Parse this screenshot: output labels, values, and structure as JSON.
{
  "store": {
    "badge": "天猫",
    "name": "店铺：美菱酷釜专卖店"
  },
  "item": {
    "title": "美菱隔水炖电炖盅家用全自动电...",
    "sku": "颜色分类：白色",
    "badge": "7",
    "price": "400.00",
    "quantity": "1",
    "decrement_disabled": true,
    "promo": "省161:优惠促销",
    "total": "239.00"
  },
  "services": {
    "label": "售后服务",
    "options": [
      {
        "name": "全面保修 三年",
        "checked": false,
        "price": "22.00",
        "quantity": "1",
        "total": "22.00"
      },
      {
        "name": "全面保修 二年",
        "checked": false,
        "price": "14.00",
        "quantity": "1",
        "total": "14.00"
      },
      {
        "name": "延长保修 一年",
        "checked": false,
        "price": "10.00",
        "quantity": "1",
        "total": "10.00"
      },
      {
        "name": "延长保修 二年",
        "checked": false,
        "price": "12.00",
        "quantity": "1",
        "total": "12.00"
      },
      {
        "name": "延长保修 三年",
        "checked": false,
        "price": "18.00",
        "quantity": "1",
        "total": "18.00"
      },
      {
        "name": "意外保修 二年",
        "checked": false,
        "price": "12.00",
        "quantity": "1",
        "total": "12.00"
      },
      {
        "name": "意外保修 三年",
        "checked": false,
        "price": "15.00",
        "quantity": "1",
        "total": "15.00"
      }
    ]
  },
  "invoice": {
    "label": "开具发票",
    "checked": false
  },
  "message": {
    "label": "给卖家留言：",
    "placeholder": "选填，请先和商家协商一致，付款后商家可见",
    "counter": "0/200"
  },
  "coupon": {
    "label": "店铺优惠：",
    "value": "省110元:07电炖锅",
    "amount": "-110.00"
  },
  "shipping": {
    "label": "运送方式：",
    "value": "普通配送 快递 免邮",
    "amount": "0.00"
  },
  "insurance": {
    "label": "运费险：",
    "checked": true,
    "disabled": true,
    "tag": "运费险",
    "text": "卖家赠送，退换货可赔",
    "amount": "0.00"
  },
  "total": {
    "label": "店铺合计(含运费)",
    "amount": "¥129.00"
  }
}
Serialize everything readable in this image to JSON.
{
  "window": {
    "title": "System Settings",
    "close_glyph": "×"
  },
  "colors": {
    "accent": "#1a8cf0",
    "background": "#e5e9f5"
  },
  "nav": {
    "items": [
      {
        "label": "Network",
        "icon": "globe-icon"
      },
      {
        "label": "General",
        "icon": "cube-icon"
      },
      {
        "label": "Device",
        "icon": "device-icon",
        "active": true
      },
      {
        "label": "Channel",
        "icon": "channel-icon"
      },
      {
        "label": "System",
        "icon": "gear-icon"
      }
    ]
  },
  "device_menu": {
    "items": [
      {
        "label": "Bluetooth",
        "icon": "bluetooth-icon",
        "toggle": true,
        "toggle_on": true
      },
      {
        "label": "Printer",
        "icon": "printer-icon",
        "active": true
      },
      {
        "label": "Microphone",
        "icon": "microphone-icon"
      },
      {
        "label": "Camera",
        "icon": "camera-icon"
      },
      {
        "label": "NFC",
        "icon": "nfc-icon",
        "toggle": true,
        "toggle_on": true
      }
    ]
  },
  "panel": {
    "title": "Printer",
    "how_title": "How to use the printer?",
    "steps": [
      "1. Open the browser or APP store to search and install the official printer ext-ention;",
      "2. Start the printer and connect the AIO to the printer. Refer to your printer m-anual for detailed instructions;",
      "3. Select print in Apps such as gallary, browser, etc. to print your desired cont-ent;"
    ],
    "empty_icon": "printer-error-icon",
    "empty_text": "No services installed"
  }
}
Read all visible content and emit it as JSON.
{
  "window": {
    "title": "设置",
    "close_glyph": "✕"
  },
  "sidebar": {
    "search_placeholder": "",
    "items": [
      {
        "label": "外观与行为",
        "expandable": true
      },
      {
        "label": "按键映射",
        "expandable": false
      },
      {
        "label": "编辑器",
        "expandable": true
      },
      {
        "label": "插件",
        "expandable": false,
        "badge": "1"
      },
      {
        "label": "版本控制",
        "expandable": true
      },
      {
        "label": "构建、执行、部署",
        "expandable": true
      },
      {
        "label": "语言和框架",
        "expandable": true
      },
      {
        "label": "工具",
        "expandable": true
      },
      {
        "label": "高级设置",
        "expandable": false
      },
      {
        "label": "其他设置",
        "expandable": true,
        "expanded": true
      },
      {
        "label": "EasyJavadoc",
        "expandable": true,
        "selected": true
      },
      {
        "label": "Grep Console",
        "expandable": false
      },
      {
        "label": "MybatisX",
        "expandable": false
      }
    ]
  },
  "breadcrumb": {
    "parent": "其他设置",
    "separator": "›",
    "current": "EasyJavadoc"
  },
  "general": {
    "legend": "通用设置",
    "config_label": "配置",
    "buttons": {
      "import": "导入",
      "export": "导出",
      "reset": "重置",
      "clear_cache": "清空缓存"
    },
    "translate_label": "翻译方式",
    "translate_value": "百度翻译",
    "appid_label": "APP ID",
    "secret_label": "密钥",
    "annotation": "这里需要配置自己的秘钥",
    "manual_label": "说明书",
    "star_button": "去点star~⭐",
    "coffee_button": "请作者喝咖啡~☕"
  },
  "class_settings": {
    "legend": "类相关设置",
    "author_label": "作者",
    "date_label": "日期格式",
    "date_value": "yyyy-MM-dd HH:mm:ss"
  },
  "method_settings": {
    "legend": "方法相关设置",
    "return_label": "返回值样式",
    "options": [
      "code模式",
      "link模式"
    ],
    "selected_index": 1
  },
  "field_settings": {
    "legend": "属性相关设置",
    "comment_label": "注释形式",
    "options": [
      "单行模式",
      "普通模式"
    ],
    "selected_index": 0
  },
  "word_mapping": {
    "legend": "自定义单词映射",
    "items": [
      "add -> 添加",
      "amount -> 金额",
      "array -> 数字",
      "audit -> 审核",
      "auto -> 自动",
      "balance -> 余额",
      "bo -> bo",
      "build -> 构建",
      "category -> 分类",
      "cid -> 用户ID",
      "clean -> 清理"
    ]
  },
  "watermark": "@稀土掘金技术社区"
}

**YOUR INSTRUCTIONS:** Restate the data above exactly, keeping each word as it stands.

**EXERCISE SOLUTION:**
Parse this screenshot: output labels, values, and structure as JSON.
{
  "store": {
    "badge": "天猫",
    "name": "店铺：美菱酷釜专卖店"
  },
  "item": {
    "title": "美菱隔水炖电炖盅家用全自动电...",
    "sku": "颜色分类：白色",
    "badge": "7",
    "price": "400.00",
    "quantity": "1",
    "decrement_disabled": true,
    "promo": "省161:优惠促销",
    "total": "239.00"
  },
  "services": {
    "label": "售后服务",
    "options": [
      {
        "name": "全面保修 三年",
        "checked": false,
        "price": "22.00",
        "quantity": "1",
        "total": "22.00"
      },
      {
        "name": "全面保修 二年",
        "checked": false,
        "price": "14.00",
        "quantity": "1",
        "total": "14.00"
      },
      {
        "name": "延长保修 一年",
        "checked": false,
        "price": "10.00",
        "quantity": "1",
        "total": "10.00"
      },
      {
        "name": "延长保修 二年",
        "checked": false,
        "price": "12.00",
        "quantity": "1",
        "total": "12.00"
      },
      {
        "name": "延长保修 三年",
        "checked": false,
        "price": "18.00",
        "quantity": "1",
        "total": "18.00"
      },
      {
        "name": "意外保修 二年",
        "checked": false,
        "price": "12.00",
        "quantity": "1",
        "total": "12.00"
      },
      {
        "name": "意外保修 三年",
        "checked": false,
        "price": "15.00",
        "quantity": "1",
        "total": "15.00"
      }
    ]
  },
  "invoice": {
    "label": "开具发票",
    "checked": false
  },
  "message": {
    "label": "给卖家留言：",
    "placeholder": "选填，请先和商家协商一致，付款后商家可见",
    "counter": "0/200"
  },
  "coupon": {
    "label": "店铺优惠：",
    "value": "省110元:07电炖锅",
    "amount": "-110.00"
  },
  "shipping": {
    "label": "运送方式：",
    "value": "普通配送 快递 免邮",
    "amount": "0.00"
  },
  "insurance": {
    "label": "运费险：",
    "checked": true,
    "disabled": true,
    "tag": "运费险",
    "text": "卖家赠送，退换货可赔",
    "amount": "0.00"
  },
  "total": {
    "label": "店铺合计(含运费)",
    "amount": "¥129.00"
  }
}
Serialize everything readable in this image to JSON.
{
  "window": {
    "title": "System Settings",
    "close_glyph": "×"
  },
  "colors": {
    "accent": "#1a8cf0",
    "background": "#e5e9f5"
  },
  "nav": {
    "items": [
      {
        "label": "Network",
        "icon": "globe-icon"
      },
      {
        "label": "General",
        "icon": "cube-icon"
      },
      {
        "label": "Device",
        "icon": "device-icon",
        "active": true
      },
      {
        "label": "Channel",
        "icon": "channel-icon"
      },
      {
        "label": "System",
        "icon": "gear-icon"
      }
    ]
  },
  "device_menu": {
    "items": [
      {
        "label": "Bluetooth",
        "icon": "bluetooth-icon",
        "toggle": true,
        "toggle_on": true
      },
      {
        "label": "Printer",
        "icon": "printer-icon",
        "active": true
      },
      {
        "label": "Microphone",
        "icon": "microphone-icon"
      },
      {
        "label": "Camera",
        "icon": "camera-icon"
      },
      {
        "label": "NFC",
        "icon": "nfc-icon",
        "toggle": true,
        "toggle_on": true
      }
    ]
  },
  "panel": {
    "title": "Printer",
    "how_title": "How to use the printer?",
    "steps": [
      "1. Open the browser or APP store to search and install the official printer ext-ention;",
      "2. Start the printer and connect the AIO to the printer. Refer to your printer m-anual for detailed instructions;",
      "3. Select print in Apps such as gallary, browser, etc. to print your desired cont-ent;"
    ],
    "empty_icon": "printer-error-icon",
    "empty_text": "No services installed"
  }
}
Read all visible content and emit it as JSON.
{
  "window": {
    "title": "设置",
    "close_glyph": "✕"
  },
  "sidebar": {
    "search_placeholder": "",
    "items": [
      {
        "label": "外观与行为",
        "expandable": true
      },
      {
        "label": "按键映射",
        "expandable": false
      },
      {
        "label": "编辑器",
        "expandable": true
      },
      {
        "label": "插件",
        "expandable": false,
        "badge": "1"
      },
      {
        "label": "版本控制",
        "expandable": true
      },
      {
        "label": "构建、执行、部署",
        "expandable": true
      },
      {
        "label": "语言和框架",
        "expandable": true
      },
      {
        "label": "工具",
        "expandable": true
      },
      {
        "label": "高级设置",
        "expandable": false
      },
      {
        "label": "其他设置",
        "expandable": true,
        "expanded": true
      },
      {
        "label": "EasyJavadoc",
        "expandable": true,
        "selected": true
      },
      {
        "label": "Grep Console",
        "expandable": false
      },
      {
        "label": "MybatisX",
        "expandable": false
      }
    ]
  },
  "breadcrumb": {
    "parent": "其他设置",
    "separator": "›",
    "current": "EasyJavadoc"
  },
  "general": {
    "legend": "通用设置",
    "config_label": "配置",
    "buttons": {
      "import": "导入",
      "export": "导出",
      "reset": "重置",
      "clear_cache": "清空缓存"
    },
    "translate_label": "翻译方式",
    "translate_value": "百度翻译",
    "appid_label": "APP ID",
    "secret_label": "密钥",
    "annotation": "这里需要配置自己的秘钥",
    "manual_label": "说明书",
    "star_button": "去点star~⭐",
    "coffee_button": "请作者喝咖啡~☕"
  },
  "class_settings": {
    "legend": "类相关设置",
    "author_label": "作者",
    "date_label": "日期格式",
    "date_value": "yyyy-MM-dd HH:mm:ss"
  },
  "method_settings": {
    "legend": "方法相关设置",
    "return_label": "返回值样式",
    "options": [
      "code模式",
      "link模式"
    ],
    "selected_index": 1
  },
  "field_settings": {
    "legend": "属性相关设置",
    "comment_label": "注释形式",
    "options": [
      "单行模式",
      "普通模式"
    ],
    "selected_index": 0
  },
  "word_mapping": {
    "legend": "自定义单词映射",
    "items": [
      "add -> 添加",
      "amount -> 金额",
      "array -> 数字",
      "audit -> 审核",
      "auto -> 自动",
      "balance -> 余额",
      "bo -> bo",
      "build -> 构建",
      "category -> 分类",
      "cid -> 用户ID",
      "clean -> 清理"
    ]
  },
  "watermark": "@稀土掘金技术社区"
}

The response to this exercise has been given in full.